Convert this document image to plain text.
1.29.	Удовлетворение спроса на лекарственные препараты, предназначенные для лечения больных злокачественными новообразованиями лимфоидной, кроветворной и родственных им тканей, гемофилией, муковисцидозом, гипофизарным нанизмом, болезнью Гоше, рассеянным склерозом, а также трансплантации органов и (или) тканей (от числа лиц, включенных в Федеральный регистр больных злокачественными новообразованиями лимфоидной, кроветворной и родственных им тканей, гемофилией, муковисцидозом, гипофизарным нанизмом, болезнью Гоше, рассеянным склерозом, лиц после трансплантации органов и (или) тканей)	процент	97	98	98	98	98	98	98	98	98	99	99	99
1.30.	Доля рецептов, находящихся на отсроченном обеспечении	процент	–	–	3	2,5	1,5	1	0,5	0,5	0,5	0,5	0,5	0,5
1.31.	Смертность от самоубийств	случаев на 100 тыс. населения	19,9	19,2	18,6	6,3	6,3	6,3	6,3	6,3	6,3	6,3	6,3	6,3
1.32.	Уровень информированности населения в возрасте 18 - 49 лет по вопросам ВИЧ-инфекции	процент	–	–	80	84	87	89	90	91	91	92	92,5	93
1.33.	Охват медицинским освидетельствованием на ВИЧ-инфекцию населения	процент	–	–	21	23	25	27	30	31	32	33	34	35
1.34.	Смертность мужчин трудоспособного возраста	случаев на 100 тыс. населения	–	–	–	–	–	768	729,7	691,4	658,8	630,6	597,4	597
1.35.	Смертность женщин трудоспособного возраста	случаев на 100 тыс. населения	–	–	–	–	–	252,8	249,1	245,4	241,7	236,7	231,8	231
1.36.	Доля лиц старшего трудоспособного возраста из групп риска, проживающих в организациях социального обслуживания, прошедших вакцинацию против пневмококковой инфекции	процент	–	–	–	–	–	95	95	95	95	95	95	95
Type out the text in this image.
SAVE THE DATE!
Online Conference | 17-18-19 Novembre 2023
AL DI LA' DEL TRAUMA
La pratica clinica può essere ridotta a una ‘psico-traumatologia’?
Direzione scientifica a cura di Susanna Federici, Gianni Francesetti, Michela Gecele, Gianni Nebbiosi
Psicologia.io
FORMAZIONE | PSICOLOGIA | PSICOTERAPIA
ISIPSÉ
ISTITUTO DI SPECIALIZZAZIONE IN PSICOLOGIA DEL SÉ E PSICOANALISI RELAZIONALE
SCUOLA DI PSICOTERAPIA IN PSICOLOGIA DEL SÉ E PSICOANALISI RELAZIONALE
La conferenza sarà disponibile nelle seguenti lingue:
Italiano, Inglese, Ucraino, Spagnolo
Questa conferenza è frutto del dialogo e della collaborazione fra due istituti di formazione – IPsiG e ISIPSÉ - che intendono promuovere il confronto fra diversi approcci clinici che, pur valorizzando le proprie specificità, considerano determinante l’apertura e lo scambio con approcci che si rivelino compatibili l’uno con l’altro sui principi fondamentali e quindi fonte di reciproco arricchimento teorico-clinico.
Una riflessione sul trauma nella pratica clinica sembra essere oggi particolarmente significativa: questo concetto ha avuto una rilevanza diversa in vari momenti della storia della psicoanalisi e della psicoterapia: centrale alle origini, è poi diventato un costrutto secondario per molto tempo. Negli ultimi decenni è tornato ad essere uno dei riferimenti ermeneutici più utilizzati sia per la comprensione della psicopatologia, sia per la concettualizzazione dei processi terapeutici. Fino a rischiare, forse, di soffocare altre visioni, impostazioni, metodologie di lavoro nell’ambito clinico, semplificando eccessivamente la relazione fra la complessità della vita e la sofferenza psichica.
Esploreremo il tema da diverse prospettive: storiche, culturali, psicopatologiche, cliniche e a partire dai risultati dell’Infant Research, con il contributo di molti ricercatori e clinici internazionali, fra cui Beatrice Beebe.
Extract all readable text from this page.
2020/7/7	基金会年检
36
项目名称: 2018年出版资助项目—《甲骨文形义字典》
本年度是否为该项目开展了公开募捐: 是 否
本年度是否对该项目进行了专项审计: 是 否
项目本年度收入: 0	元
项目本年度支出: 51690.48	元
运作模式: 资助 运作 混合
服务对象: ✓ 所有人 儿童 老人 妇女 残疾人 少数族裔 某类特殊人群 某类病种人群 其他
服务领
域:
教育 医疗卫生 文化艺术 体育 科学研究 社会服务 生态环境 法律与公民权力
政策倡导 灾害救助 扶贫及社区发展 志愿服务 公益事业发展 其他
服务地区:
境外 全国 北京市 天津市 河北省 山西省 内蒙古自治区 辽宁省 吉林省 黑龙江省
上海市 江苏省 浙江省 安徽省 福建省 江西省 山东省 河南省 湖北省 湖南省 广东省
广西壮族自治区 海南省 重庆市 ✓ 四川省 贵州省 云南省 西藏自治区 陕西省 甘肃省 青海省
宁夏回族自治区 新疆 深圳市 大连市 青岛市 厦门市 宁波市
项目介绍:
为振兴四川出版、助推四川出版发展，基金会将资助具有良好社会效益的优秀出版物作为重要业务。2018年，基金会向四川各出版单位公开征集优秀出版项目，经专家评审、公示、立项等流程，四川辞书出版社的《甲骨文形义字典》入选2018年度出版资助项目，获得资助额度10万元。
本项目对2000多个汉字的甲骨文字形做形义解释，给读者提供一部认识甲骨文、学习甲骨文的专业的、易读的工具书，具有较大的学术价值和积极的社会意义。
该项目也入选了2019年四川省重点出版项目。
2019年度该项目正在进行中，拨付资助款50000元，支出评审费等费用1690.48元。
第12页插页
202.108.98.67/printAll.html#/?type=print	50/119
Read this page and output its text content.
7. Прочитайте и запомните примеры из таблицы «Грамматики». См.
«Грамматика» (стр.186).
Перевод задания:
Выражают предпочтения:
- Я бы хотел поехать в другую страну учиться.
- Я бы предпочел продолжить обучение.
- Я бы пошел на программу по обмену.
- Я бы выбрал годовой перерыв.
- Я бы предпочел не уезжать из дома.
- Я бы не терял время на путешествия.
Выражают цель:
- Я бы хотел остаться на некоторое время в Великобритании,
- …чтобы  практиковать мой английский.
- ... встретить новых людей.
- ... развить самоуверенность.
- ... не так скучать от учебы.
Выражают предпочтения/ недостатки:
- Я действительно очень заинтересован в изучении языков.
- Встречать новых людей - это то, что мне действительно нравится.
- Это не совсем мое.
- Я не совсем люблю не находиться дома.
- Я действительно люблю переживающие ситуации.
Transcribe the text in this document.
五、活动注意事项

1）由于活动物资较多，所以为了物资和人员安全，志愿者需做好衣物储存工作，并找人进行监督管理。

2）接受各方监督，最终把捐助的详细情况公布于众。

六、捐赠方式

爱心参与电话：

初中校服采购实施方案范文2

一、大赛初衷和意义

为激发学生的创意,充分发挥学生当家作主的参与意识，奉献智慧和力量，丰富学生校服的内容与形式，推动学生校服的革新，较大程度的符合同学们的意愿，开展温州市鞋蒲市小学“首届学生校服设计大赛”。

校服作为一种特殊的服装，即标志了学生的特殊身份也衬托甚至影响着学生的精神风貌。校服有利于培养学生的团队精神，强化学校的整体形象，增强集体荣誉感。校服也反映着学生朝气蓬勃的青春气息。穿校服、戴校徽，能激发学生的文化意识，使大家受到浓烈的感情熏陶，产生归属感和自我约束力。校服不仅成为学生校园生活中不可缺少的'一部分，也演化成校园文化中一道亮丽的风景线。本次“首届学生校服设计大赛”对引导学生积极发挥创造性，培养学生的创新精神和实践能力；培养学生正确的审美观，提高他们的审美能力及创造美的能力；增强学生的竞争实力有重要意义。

## TASK BRIEF
Exactly reproduce all of the entries above.

## SOLUTION TO THIS EXERCISE
Convert this document image to plain text.
1.29.	Удовлетворение спроса на лекарственные препараты, предназначенные для лечения больных злокачественными новообразованиями лимфоидной, кроветворной и родственных им тканей, гемофилией, муковисцидозом, гипофизарным нанизмом, болезнью Гоше, рассеянным склерозом, а также трансплантации органов и (или) тканей (от числа лиц, включенных в Федеральный регистр больных злокачественными новообразованиями лимфоидной, кроветворной и родственных им тканей, гемофилией, муковисцидозом, гипофизарным нанизмом, болезнью Гоше, рассеянным склерозом, лиц после трансплантации органов и (или) тканей)	процент	97	98	98	98	98	98	98	98	98	99	99	99
1.30.	Доля рецептов, находящихся на отсроченном обеспечении	процент	–	–	3	2,5	1,5	1	0,5	0,5	0,5	0,5	0,5	0,5
1.31.	Смертность от самоубийств	случаев на 100 тыс. населения	19,9	19,2	18,6	6,3	6,3	6,3	6,3	6,3	6,3	6,3	6,3	6,3
1.32.	Уровень информированности населения в возрасте 18 - 49 лет по вопросам ВИЧ-инфекции	процент	–	–	80	84	87	89	90	91	91	92	92,5	93
1.33.	Охват медицинским освидетельствованием на ВИЧ-инфекцию населения	процент	–	–	21	23	25	27	30	31	32	33	34	35
1.34.	Смертность мужчин трудоспособного возраста	случаев на 100 тыс. населения	–	–	–	–	–	768	729,7	691,4	658,8	630,6	597,4	597
1.35.	Смертность женщин трудоспособного возраста	случаев на 100 тыс. населения	–	–	–	–	–	252,8	249,1	245,4	241,7	236,7	231,8	231
1.36.	Доля лиц старшего трудоспособного возраста из групп риска, проживающих в организациях социального обслуживания, прошедших вакцинацию против пневмококковой инфекции	процент	–	–	–	–	–	95	95	95	95	95	95	95
Type out the text in this image.
SAVE THE DATE!
Online Conference | 17-18-19 Novembre 2023
AL DI LA' DEL TRAUMA
La pratica clinica può essere ridotta a una ‘psico-traumatologia’?
Direzione scientifica a cura di Susanna Federici, Gianni Francesetti, Michela Gecele, Gianni Nebbiosi
Psicologia.io
FORMAZIONE | PSICOLOGIA | PSICOTERAPIA
ISIPSÉ
ISTITUTO DI SPECIALIZZAZIONE IN PSICOLOGIA DEL SÉ E PSICOANALISI RELAZIONALE
SCUOLA DI PSICOTERAPIA IN PSICOLOGIA DEL SÉ E PSICOANALISI RELAZIONALE
La conferenza sarà disponibile nelle seguenti lingue:
Italiano, Inglese, Ucraino, Spagnolo
Questa conferenza è frutto del dialogo e della collaborazione fra due istituti di formazione – IPsiG e ISIPSÉ - che intendono promuovere il confronto fra diversi approcci clinici che, pur valorizzando le proprie specificità, considerano determinante l’apertura e lo scambio con approcci che si rivelino compatibili l’uno con l’altro sui principi fondamentali e quindi fonte di reciproco arricchimento teorico-clinico.
Una riflessione sul trauma nella pratica clinica sembra essere oggi particolarmente significativa: questo concetto ha avuto una rilevanza diversa in vari momenti della storia della psicoanalisi e della psicoterapia: centrale alle origini, è poi diventato un costrutto secondario per molto tempo. Negli ultimi decenni è tornato ad essere uno dei riferimenti ermeneutici più utilizzati sia per la comprensione della psicopatologia, sia per la concettualizzazione dei processi terapeutici. Fino a rischiare, forse, di soffocare altre visioni, impostazioni, metodologie di lavoro nell’ambito clinico, semplificando eccessivamente la relazione fra la complessità della vita e la sofferenza psichica.
Esploreremo il tema da diverse prospettive: storiche, culturali, psicopatologiche, cliniche e a partire dai risultati dell’Infant Research, con il contributo di molti ricercatori e clinici internazionali, fra cui Beatrice Beebe.
Extract all readable text from this page.
2020/7/7	基金会年检
36
项目名称: 2018年出版资助项目—《甲骨文形义字典》
本年度是否为该项目开展了公开募捐: 是 否
本年度是否对该项目进行了专项审计: 是 否
项目本年度收入: 0	元
项目本年度支出: 51690.48	元
运作模式: 资助 运作 混合
服务对象: ✓ 所有人 儿童 老人 妇女 残疾人 少数族裔 某类特殊人群 某类病种人群 其他
服务领
域:
教育 医疗卫生 文化艺术 体育 科学研究 社会服务 生态环境 法律与公民权力
政策倡导 灾害救助 扶贫及社区发展 志愿服务 公益事业发展 其他
服务地区:
境外 全国 北京市 天津市 河北省 山西省 内蒙古自治区 辽宁省 吉林省 黑龙江省
上海市 江苏省 浙江省 安徽省 福建省 江西省 山东省 河南省 湖北省 湖南省 广东省
广西壮族自治区 海南省 重庆市 ✓ 四川省 贵州省 云南省 西藏自治区 陕西省 甘肃省 青海省
宁夏回族自治区 新疆 深圳市 大连市 青岛市 厦门市 宁波市
项目介绍:
为振兴四川出版、助推四川出版发展，基金会将资助具有良好社会效益的优秀出版物作为重要业务。2018年，基金会向四川各出版单位公开征集优秀出版项目，经专家评审、公示、立项等流程，四川辞书出版社的《甲骨文形义字典》入选2018年度出版资助项目，获得资助额度10万元。
本项目对2000多个汉字的甲骨文字形做形义解释，给读者提供一部认识甲骨文、学习甲骨文的专业的、易读的工具书，具有较大的学术价值和积极的社会意义。
该项目也入选了2019年四川省重点出版项目。
2019年度该项目正在进行中，拨付资助款50000元，支出评审费等费用1690.48元。
第12页插页
202.108.98.67/printAll.html#/?type=print	50/119
Read this page and output its text content.
7. Прочитайте и запомните примеры из таблицы «Грамматики». См.
«Грамматика» (стр.186).
Перевод задания:
Выражают предпочтения:
- Я бы хотел поехать в другую страну учиться.
- Я бы предпочел продолжить обучение.
- Я бы пошел на программу по обмену.
- Я бы выбрал годовой перерыв.
- Я бы предпочел не уезжать из дома.
- Я бы не терял время на путешествия.
Выражают цель:
- Я бы хотел остаться на некоторое время в Великобритании,
- …чтобы  практиковать мой английский.
- ... встретить новых людей.
- ... развить самоуверенность.
- ... не так скучать от учебы.
Выражают предпочтения/ недостатки:
- Я действительно очень заинтересован в изучении языков.
- Встречать новых людей - это то, что мне действительно нравится.
- Это не совсем мое.
- Я не совсем люблю не находиться дома.
- Я действительно люблю переживающие ситуации.
Transcribe the text in this document.
五、活动注意事项

1）由于活动物资较多，所以为了物资和人员安全，志愿者需做好衣物储存工作，并找人进行监督管理。

2）接受各方监督，最终把捐助的详细情况公布于众。

六、捐赠方式

爱心参与电话：

初中校服采购实施方案范文2

一、大赛初衷和意义

为激发学生的创意,充分发挥学生当家作主的参与意识，奉献智慧和力量，丰富学生校服的内容与形式，推动学生校服的革新，较大程度的符合同学们的意愿，开展温州市鞋蒲市小学“首届学生校服设计大赛”。

校服作为一种特殊的服装，即标志了学生的特殊身份也衬托甚至影响着学生的精神风貌。校服有利于培养学生的团队精神，强化学校的整体形象，增强集体荣誉感。校服也反映着学生朝气蓬勃的青春气息。穿校服、戴校徽，能激发学生的文化意识，使大家受到浓烈的感情熏陶，产生归属感和自我约束力。校服不仅成为学生校园生活中不可缺少的'一部分，也演化成校园文化中一道亮丽的风景线。本次“首届学生校服设计大赛”对引导学生积极发挥创造性，培养学生的创新精神和实践能力；培养学生正确的审美观，提高他们的审美能力及创造美的能力；增强学生的竞争实力有重要意义。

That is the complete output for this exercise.